Report the count of lines containing the word "ylabel" in the entries below, and nothing more.

> **Supplied data**
>>

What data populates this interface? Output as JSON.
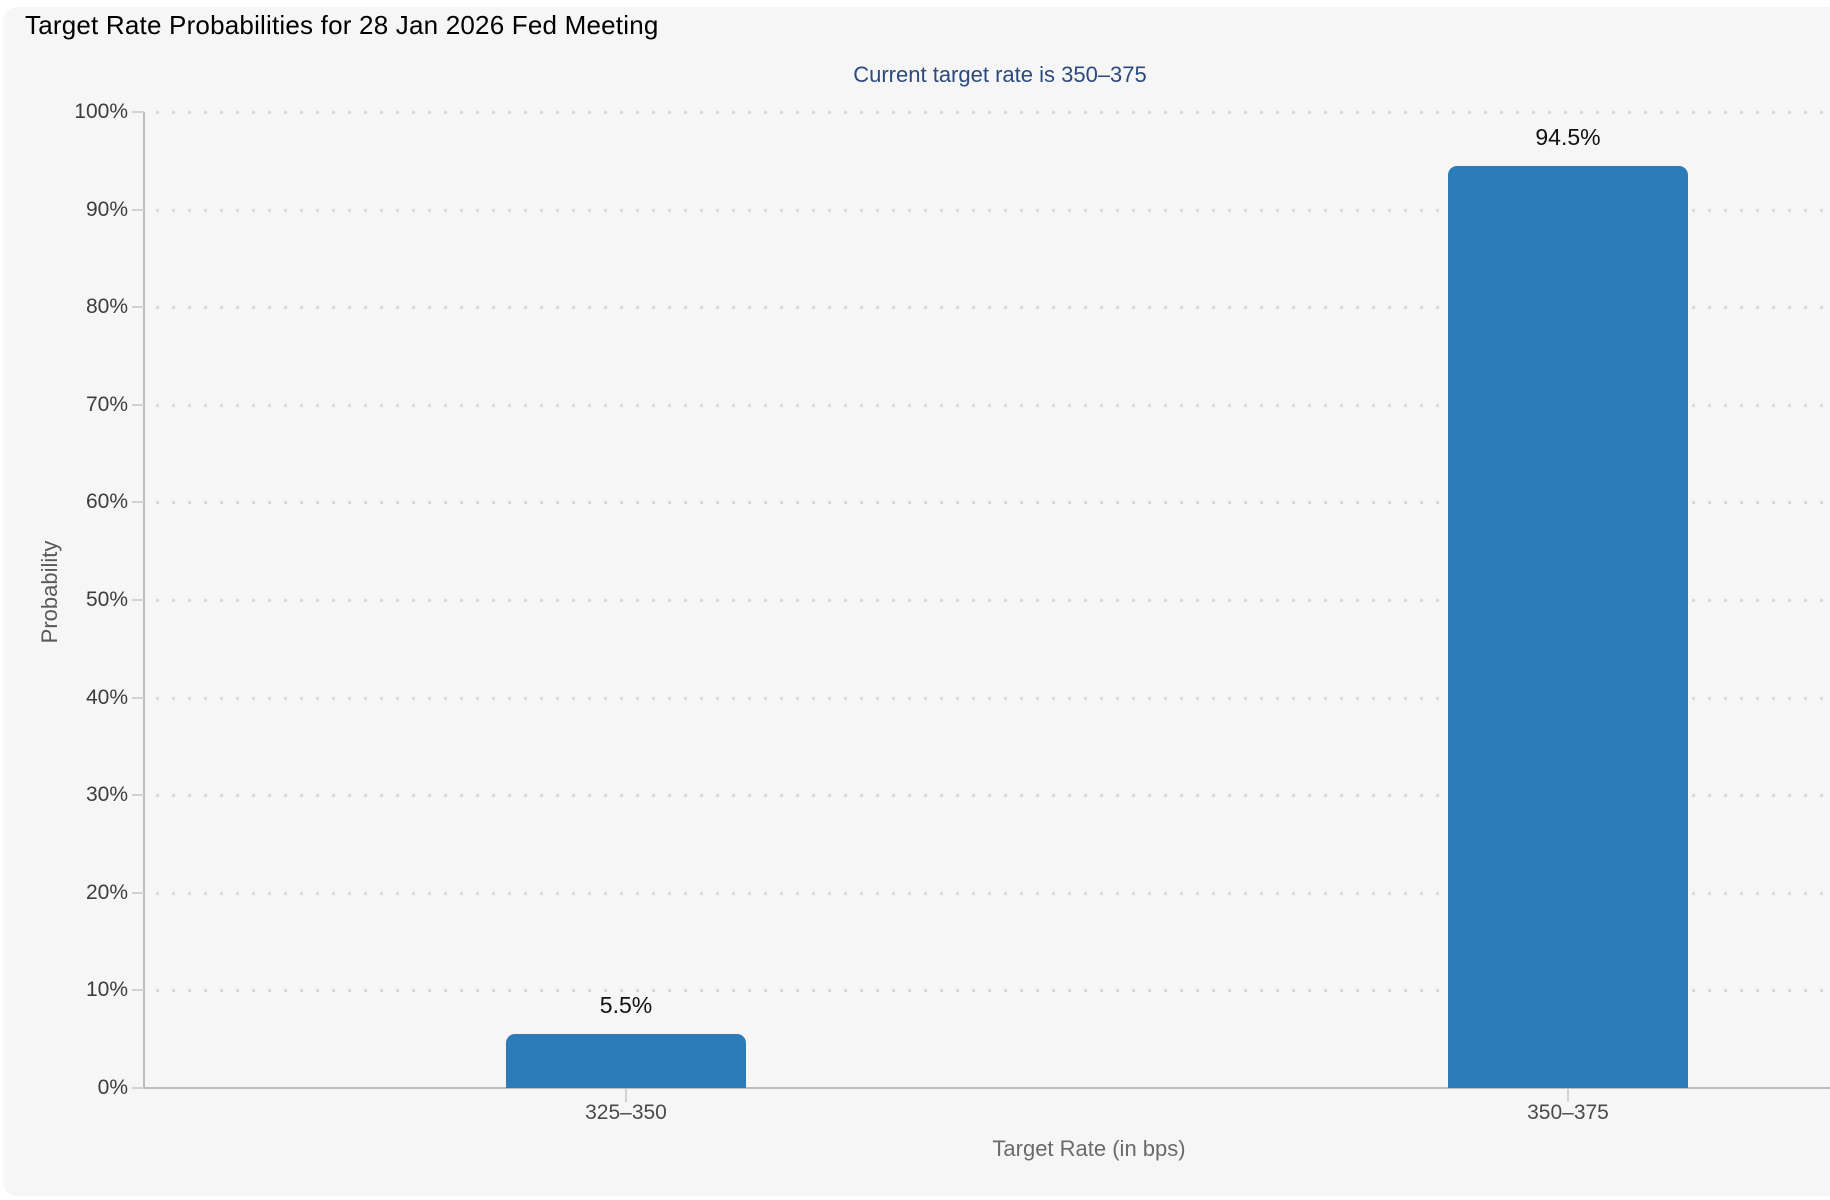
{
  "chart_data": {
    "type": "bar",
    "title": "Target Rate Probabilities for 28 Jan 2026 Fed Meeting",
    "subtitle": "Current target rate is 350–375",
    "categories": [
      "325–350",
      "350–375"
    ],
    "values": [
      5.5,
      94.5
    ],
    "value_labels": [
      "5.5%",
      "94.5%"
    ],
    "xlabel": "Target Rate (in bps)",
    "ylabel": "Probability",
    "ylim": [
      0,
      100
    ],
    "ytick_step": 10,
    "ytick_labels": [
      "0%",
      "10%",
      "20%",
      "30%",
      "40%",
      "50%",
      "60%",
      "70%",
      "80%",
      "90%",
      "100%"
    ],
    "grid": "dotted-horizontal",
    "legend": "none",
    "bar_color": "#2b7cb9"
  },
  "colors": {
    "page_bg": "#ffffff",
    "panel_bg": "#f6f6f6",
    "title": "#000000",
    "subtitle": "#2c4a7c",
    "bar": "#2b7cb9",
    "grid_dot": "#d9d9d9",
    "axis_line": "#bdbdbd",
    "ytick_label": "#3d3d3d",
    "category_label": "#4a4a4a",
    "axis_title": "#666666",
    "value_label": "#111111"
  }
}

<<
>>

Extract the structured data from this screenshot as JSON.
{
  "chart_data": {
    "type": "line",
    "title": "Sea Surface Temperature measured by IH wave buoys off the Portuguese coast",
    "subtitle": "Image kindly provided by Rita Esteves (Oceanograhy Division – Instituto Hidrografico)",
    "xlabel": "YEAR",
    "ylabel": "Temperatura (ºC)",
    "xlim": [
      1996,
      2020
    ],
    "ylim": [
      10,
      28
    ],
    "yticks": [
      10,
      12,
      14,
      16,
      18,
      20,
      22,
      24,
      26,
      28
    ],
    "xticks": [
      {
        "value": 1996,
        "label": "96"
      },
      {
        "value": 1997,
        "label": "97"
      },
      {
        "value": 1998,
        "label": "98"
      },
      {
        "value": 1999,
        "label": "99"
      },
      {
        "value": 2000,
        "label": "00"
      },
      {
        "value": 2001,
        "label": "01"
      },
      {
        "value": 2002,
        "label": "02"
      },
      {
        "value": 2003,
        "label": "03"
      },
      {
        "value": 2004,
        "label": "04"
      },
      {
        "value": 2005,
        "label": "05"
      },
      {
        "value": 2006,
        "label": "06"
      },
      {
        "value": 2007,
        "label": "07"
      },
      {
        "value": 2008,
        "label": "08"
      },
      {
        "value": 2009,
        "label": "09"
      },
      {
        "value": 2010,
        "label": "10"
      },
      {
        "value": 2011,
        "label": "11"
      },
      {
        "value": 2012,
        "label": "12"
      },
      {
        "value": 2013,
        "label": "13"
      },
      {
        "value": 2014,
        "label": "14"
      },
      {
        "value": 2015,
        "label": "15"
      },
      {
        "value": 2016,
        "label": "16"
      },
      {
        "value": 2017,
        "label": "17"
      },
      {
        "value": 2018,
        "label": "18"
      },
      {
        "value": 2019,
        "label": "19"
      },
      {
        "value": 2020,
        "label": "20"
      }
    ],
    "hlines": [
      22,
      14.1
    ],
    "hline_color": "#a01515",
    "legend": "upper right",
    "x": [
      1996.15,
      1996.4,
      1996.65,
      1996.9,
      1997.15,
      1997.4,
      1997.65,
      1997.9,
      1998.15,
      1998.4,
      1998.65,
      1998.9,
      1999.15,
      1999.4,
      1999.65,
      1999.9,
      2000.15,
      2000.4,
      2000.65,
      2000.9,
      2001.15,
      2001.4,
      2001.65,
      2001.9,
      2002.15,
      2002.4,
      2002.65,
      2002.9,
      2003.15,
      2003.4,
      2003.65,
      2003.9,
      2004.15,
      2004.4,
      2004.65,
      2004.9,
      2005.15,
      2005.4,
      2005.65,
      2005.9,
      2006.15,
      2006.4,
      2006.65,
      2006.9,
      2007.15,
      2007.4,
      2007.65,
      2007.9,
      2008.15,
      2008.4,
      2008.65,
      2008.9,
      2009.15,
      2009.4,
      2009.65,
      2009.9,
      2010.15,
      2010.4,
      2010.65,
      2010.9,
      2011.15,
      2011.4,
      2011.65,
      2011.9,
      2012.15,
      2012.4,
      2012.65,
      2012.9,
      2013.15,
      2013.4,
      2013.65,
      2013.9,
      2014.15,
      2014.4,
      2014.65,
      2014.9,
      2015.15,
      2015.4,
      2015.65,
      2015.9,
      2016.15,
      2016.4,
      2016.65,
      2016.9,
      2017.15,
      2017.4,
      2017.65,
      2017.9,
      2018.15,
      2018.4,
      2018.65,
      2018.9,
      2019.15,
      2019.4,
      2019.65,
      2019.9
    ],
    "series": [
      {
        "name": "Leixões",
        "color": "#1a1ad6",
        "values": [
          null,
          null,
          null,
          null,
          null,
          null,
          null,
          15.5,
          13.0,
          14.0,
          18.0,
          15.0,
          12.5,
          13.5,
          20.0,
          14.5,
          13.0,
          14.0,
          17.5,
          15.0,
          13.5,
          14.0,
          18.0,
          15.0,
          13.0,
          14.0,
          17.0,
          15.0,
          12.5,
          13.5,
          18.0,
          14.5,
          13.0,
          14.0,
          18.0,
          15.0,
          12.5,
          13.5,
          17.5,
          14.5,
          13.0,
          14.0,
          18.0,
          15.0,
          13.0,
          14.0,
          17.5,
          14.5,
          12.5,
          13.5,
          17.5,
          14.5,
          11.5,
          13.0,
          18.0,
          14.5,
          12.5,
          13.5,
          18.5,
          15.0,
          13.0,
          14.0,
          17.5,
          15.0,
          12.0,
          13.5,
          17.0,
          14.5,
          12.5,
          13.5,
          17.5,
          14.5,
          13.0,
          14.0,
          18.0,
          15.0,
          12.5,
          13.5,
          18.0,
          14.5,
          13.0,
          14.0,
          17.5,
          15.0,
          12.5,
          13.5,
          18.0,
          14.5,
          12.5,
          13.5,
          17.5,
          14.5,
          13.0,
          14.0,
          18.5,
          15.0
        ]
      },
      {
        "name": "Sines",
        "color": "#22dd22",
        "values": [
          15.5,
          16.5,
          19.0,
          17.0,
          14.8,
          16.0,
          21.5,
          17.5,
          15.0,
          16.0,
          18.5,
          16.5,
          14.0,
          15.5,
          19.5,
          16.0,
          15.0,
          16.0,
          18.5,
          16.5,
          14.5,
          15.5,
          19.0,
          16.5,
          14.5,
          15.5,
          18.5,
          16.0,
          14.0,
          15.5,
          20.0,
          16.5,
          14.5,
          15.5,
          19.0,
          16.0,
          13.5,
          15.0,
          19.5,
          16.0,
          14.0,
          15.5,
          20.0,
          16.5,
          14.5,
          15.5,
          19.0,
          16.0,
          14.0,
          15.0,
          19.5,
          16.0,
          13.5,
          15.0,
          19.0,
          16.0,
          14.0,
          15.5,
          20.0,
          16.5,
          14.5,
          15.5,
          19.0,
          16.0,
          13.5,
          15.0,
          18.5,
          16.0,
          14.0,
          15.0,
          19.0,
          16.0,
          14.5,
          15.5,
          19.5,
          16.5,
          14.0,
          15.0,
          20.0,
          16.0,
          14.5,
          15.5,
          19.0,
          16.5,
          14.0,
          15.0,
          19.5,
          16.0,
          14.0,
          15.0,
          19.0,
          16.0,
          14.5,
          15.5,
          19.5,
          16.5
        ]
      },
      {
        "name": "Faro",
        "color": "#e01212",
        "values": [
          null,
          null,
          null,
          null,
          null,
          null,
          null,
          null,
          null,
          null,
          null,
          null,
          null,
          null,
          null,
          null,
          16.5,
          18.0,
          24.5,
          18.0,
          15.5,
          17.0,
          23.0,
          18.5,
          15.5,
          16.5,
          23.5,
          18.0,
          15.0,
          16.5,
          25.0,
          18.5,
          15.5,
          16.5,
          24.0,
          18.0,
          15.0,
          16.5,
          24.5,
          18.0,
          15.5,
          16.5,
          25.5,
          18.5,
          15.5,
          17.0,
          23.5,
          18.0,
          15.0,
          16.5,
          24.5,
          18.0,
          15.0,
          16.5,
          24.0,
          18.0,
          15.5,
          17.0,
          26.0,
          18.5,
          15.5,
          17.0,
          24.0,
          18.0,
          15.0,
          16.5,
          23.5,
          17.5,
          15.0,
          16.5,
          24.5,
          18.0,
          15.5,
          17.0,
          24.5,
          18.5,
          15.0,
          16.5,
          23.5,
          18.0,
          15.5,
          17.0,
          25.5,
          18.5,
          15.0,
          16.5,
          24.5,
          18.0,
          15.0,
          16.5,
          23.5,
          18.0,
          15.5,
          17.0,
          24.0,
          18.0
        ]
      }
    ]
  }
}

<<

> **Solution below**
2